▶ **What you should do**
Output the entries word for word. Omit images.

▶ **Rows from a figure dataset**
============================================================

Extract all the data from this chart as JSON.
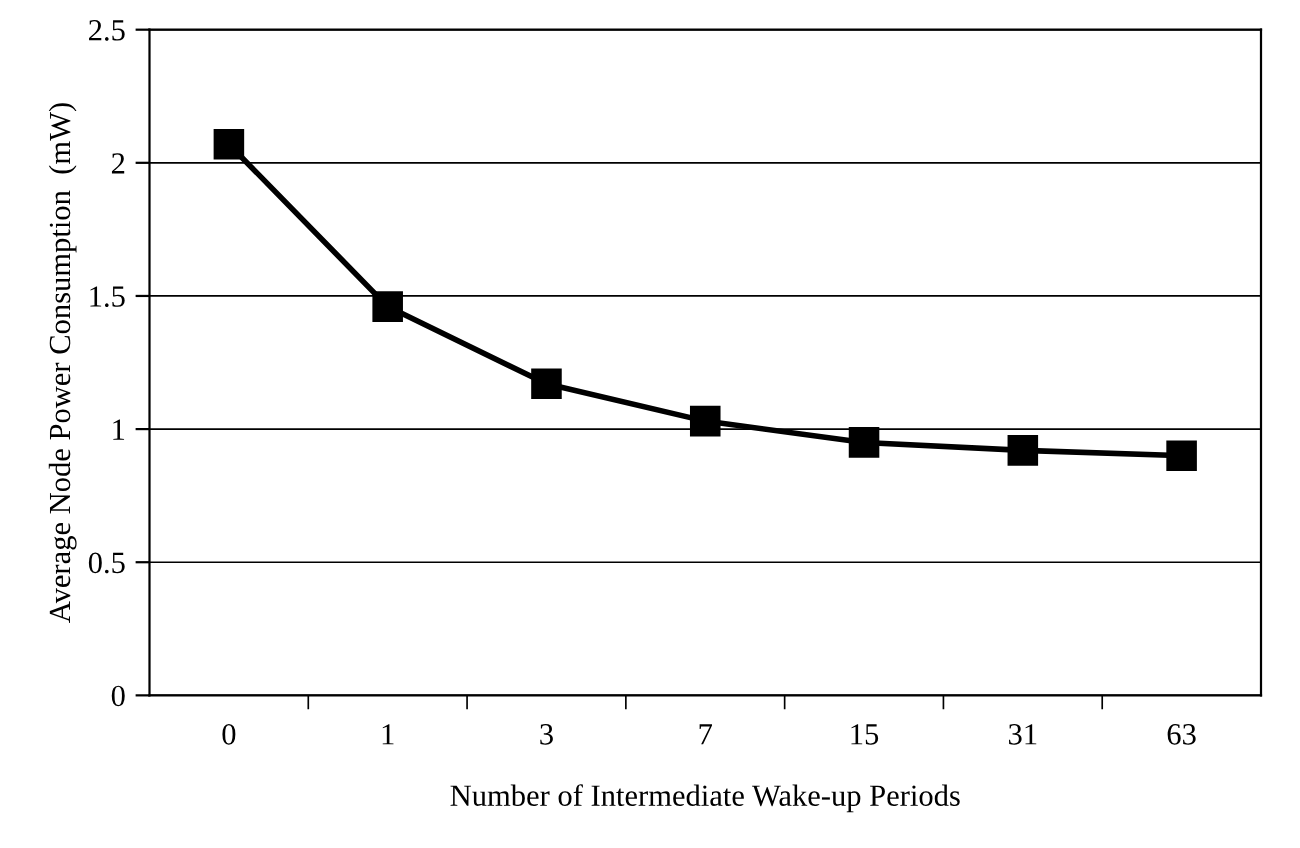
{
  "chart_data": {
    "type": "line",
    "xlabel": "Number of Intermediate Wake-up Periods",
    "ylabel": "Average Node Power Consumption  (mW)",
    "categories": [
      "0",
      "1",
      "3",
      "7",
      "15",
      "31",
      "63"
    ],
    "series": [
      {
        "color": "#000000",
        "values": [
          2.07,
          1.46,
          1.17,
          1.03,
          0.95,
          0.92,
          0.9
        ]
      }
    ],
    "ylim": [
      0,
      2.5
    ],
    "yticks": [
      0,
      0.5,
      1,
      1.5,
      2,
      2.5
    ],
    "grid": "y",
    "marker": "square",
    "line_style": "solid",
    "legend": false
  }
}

============================================================

▶ **Solution to this task**
Extract all the data from this chart as JSON.
{
  "chart_data": {
    "type": "line",
    "xlabel": "Number of Intermediate Wake-up Periods",
    "ylabel": "Average Node Power Consumption  (mW)",
    "categories": [
      "0",
      "1",
      "3",
      "7",
      "15",
      "31",
      "63"
    ],
    "series": [
      {
        "color": "#000000",
        "values": [
          2.07,
          1.46,
          1.17,
          1.03,
          0.95,
          0.92,
          0.9
        ]
      }
    ],
    "ylim": [
      0,
      2.5
    ],
    "yticks": [
      0,
      0.5,
      1,
      1.5,
      2,
      2.5
    ],
    "grid": "y",
    "marker": "square",
    "line_style": "solid",
    "legend": false
  }
}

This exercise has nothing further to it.